- What to produce
Exact reproduction of the data is required, with images excluded.

─── The records

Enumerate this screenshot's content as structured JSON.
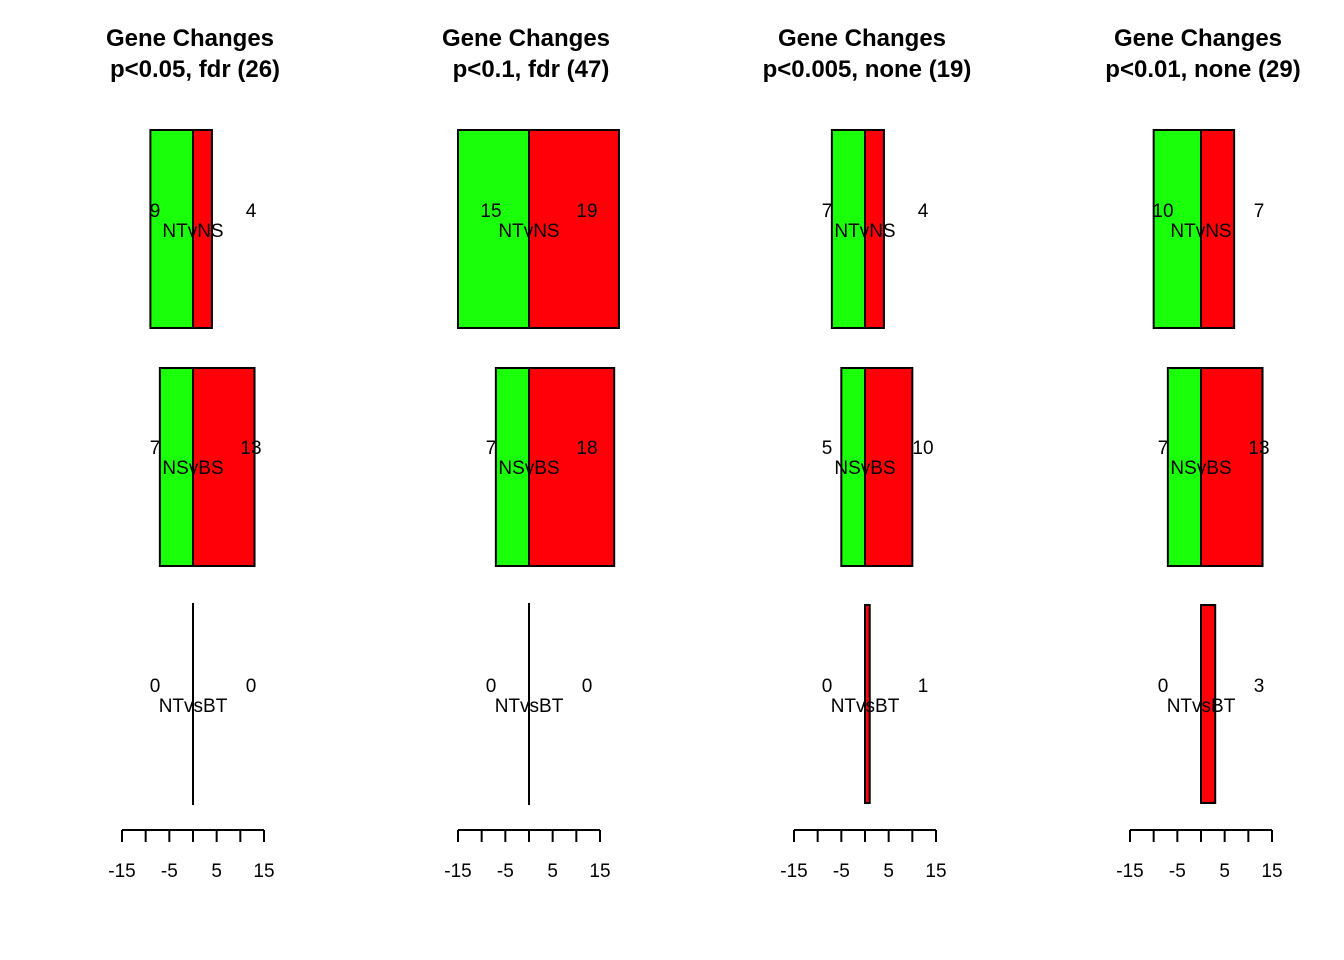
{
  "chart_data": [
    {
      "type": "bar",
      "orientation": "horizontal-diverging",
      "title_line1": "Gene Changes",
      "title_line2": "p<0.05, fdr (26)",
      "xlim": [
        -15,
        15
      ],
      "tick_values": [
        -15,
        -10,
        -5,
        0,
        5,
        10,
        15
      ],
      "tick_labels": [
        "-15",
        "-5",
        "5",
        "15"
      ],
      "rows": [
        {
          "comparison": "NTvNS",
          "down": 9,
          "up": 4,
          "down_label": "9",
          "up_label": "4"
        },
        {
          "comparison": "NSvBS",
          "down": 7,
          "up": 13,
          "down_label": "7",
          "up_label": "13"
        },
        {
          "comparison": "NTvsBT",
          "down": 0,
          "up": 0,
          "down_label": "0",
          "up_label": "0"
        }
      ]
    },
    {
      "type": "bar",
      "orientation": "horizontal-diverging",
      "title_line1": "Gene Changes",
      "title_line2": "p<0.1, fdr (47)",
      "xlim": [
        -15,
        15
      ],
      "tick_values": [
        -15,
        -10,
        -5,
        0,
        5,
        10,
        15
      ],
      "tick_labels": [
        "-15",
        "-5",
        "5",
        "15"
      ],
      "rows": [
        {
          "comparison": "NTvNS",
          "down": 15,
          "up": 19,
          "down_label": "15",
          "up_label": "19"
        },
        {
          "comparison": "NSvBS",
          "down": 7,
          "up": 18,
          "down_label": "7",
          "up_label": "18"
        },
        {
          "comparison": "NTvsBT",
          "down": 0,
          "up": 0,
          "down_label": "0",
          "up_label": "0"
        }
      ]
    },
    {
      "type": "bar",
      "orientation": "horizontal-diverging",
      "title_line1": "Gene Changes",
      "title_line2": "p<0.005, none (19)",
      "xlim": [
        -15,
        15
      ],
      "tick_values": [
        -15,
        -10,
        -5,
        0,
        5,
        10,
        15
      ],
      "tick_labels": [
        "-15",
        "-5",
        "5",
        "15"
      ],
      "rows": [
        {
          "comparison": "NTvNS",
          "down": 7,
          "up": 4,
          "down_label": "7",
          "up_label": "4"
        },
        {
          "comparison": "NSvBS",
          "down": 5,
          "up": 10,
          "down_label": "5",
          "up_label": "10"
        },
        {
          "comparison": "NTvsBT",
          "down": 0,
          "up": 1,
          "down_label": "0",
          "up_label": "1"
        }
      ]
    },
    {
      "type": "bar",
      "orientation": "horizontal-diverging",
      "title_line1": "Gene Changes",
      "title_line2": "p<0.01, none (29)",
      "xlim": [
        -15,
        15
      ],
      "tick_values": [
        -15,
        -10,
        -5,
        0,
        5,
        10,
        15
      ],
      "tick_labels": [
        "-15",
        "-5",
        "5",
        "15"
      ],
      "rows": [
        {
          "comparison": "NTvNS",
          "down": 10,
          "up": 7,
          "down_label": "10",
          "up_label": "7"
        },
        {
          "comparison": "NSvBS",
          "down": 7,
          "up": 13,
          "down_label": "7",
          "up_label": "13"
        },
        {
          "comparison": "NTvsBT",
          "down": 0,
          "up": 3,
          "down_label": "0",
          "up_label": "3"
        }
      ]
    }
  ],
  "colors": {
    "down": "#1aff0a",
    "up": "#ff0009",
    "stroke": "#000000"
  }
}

──────

- Response
Enumerate this screenshot's content as structured JSON.
{
  "chart_data": [
    {
      "type": "bar",
      "orientation": "horizontal-diverging",
      "title_line1": "Gene Changes",
      "title_line2": "p<0.05, fdr (26)",
      "xlim": [
        -15,
        15
      ],
      "tick_values": [
        -15,
        -10,
        -5,
        0,
        5,
        10,
        15
      ],
      "tick_labels": [
        "-15",
        "-5",
        "5",
        "15"
      ],
      "rows": [
        {
          "comparison": "NTvNS",
          "down": 9,
          "up": 4,
          "down_label": "9",
          "up_label": "4"
        },
        {
          "comparison": "NSvBS",
          "down": 7,
          "up": 13,
          "down_label": "7",
          "up_label": "13"
        },
        {
          "comparison": "NTvsBT",
          "down": 0,
          "up": 0,
          "down_label": "0",
          "up_label": "0"
        }
      ]
    },
    {
      "type": "bar",
      "orientation": "horizontal-diverging",
      "title_line1": "Gene Changes",
      "title_line2": "p<0.1, fdr (47)",
      "xlim": [
        -15,
        15
      ],
      "tick_values": [
        -15,
        -10,
        -5,
        0,
        5,
        10,
        15
      ],
      "tick_labels": [
        "-15",
        "-5",
        "5",
        "15"
      ],
      "rows": [
        {
          "comparison": "NTvNS",
          "down": 15,
          "up": 19,
          "down_label": "15",
          "up_label": "19"
        },
        {
          "comparison": "NSvBS",
          "down": 7,
          "up": 18,
          "down_label": "7",
          "up_label": "18"
        },
        {
          "comparison": "NTvsBT",
          "down": 0,
          "up": 0,
          "down_label": "0",
          "up_label": "0"
        }
      ]
    },
    {
      "type": "bar",
      "orientation": "horizontal-diverging",
      "title_line1": "Gene Changes",
      "title_line2": "p<0.005, none (19)",
      "xlim": [
        -15,
        15
      ],
      "tick_values": [
        -15,
        -10,
        -5,
        0,
        5,
        10,
        15
      ],
      "tick_labels": [
        "-15",
        "-5",
        "5",
        "15"
      ],
      "rows": [
        {
          "comparison": "NTvNS",
          "down": 7,
          "up": 4,
          "down_label": "7",
          "up_label": "4"
        },
        {
          "comparison": "NSvBS",
          "down": 5,
          "up": 10,
          "down_label": "5",
          "up_label": "10"
        },
        {
          "comparison": "NTvsBT",
          "down": 0,
          "up": 1,
          "down_label": "0",
          "up_label": "1"
        }
      ]
    },
    {
      "type": "bar",
      "orientation": "horizontal-diverging",
      "title_line1": "Gene Changes",
      "title_line2": "p<0.01, none (29)",
      "xlim": [
        -15,
        15
      ],
      "tick_values": [
        -15,
        -10,
        -5,
        0,
        5,
        10,
        15
      ],
      "tick_labels": [
        "-15",
        "-5",
        "5",
        "15"
      ],
      "rows": [
        {
          "comparison": "NTvNS",
          "down": 10,
          "up": 7,
          "down_label": "10",
          "up_label": "7"
        },
        {
          "comparison": "NSvBS",
          "down": 7,
          "up": 13,
          "down_label": "7",
          "up_label": "13"
        },
        {
          "comparison": "NTvsBT",
          "down": 0,
          "up": 3,
          "down_label": "0",
          "up_label": "3"
        }
      ]
    }
  ],
  "colors": {
    "down": "#1aff0a",
    "up": "#ff0009",
    "stroke": "#000000"
  }
}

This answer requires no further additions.